>> Begin Available data

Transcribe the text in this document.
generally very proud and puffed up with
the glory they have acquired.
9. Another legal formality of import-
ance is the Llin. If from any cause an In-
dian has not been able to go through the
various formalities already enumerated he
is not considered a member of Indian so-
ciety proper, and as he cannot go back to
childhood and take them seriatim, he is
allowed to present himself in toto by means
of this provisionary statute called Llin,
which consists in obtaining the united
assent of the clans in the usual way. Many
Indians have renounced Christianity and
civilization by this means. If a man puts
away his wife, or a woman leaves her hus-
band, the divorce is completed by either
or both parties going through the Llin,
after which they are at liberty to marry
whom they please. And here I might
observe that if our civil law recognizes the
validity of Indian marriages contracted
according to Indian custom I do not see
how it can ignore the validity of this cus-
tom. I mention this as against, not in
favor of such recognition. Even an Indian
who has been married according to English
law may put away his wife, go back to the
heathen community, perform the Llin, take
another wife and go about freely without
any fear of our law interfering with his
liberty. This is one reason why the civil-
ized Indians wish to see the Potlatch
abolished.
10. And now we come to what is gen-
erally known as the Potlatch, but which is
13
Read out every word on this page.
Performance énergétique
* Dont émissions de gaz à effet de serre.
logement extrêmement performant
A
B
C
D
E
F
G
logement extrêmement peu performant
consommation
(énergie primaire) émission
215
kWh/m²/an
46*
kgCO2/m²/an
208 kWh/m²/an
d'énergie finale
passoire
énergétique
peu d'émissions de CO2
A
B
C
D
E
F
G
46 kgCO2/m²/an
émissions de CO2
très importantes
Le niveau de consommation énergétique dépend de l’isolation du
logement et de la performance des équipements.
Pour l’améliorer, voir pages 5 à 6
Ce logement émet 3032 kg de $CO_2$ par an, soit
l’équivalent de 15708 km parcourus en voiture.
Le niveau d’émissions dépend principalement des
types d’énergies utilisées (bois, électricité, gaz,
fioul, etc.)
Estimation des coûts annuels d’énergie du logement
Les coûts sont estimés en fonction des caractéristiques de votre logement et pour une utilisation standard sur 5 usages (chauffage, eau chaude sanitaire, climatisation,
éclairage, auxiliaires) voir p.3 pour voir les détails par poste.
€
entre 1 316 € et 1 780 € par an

>> End Available data

Write out the entire listing exactly.

Transcribe the text in this document.
generally very proud and puffed up with
the glory they have acquired.
9. Another legal formality of import-
ance is the Llin. If from any cause an In-
dian has not been able to go through the
various formalities already enumerated he
is not considered a member of Indian so-
ciety proper, and as he cannot go back to
childhood and take them seriatim, he is
allowed to present himself in toto by means
of this provisionary statute called Llin,
which consists in obtaining the united
assent of the clans in the usual way. Many
Indians have renounced Christianity and
civilization by this means. If a man puts
away his wife, or a woman leaves her hus-
band, the divorce is completed by either
or both parties going through the Llin,
after which they are at liberty to marry
whom they please. And here I might
observe that if our civil law recognizes the
validity of Indian marriages contracted
according to Indian custom I do not see
how it can ignore the validity of this cus-
tom. I mention this as against, not in
favor of such recognition. Even an Indian
who has been married according to English
law may put away his wife, go back to the
heathen community, perform the Llin, take
another wife and go about freely without
any fear of our law interfering with his
liberty. This is one reason why the civil-
ized Indians wish to see the Potlatch
abolished.
10. And now we come to what is gen-
erally known as the Potlatch, but which is
13
Read out every word on this page.
Performance énergétique
* Dont émissions de gaz à effet de serre.
logement extrêmement performant
A
B
C
D
E
F
G
logement extrêmement peu performant
consommation
(énergie primaire) émission
215
kWh/m²/an
46*
kgCO2/m²/an
208 kWh/m²/an
d'énergie finale
passoire
énergétique
peu d'émissions de CO2
A
B
C
D
E
F
G
46 kgCO2/m²/an
émissions de CO2
très importantes
Le niveau de consommation énergétique dépend de l’isolation du
logement et de la performance des équipements.
Pour l’améliorer, voir pages 5 à 6
Ce logement émet 3032 kg de $CO_2$ par an, soit
l’équivalent de 15708 km parcourus en voiture.
Le niveau d’émissions dépend principalement des
types d’énergies utilisées (bois, électricité, gaz,
fioul, etc.)
Estimation des coûts annuels d’énergie du logement
Les coûts sont estimés en fonction des caractéristiques de votre logement et pour une utilisation standard sur 5 usages (chauffage, eau chaude sanitaire, climatisation,
éclairage, auxiliaires) voir p.3 pour voir les détails par poste.
€
entre 1 316 € et 1 780 € par an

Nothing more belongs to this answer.